WHAT YOU WILL DO
What is the number of lines that include the word "instructions"? Provide only that figure.

(Dataset entries)

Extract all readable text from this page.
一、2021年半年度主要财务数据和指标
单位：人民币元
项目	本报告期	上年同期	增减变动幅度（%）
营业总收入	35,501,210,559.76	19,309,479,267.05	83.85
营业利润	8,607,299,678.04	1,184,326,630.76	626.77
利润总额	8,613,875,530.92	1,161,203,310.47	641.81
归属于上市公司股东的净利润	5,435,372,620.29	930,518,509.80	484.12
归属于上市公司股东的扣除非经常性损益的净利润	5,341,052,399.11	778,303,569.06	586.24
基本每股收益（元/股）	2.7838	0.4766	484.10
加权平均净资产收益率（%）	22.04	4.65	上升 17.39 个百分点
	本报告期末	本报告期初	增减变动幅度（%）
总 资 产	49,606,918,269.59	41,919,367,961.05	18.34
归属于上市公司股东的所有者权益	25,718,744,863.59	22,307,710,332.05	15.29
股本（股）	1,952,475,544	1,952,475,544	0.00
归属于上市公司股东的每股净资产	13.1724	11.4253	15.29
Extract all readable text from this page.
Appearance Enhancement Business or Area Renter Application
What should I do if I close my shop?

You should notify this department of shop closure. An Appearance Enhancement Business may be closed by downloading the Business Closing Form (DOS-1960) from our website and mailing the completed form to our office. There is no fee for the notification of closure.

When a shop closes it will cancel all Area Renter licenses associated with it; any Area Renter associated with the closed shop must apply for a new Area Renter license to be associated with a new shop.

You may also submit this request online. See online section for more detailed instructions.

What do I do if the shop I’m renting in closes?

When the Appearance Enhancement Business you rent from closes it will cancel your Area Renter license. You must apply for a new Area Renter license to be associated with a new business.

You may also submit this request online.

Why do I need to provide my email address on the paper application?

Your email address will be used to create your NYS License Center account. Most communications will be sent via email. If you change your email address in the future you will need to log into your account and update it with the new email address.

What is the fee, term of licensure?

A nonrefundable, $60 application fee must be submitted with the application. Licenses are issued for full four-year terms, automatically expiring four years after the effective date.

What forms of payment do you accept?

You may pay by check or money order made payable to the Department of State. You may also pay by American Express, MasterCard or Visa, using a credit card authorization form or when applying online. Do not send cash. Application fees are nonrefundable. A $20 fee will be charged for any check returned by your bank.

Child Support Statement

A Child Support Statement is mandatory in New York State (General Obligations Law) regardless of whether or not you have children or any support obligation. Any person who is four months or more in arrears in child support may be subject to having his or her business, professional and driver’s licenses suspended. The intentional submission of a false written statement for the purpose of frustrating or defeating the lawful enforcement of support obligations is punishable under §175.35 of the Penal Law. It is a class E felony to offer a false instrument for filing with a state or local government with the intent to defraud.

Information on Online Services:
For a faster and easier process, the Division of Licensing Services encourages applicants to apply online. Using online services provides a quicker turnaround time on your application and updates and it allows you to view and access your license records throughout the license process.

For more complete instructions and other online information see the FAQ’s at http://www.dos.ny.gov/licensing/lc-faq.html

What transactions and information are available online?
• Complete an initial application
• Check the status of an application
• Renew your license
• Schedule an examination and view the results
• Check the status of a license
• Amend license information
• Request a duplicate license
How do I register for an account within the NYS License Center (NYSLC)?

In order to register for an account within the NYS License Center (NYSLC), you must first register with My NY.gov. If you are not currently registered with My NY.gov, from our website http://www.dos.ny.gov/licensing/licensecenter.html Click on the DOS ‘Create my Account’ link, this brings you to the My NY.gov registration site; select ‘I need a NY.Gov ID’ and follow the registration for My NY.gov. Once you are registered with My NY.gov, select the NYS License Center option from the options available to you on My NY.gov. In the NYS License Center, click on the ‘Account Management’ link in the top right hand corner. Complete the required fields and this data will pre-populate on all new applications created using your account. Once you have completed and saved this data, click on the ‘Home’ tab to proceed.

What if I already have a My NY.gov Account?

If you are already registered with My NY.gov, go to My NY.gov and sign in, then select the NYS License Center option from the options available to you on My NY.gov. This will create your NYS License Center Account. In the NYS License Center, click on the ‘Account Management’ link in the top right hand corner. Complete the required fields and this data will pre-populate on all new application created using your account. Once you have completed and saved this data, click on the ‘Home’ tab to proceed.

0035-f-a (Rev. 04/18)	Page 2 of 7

SOLUTION TO THE PROBLEM
2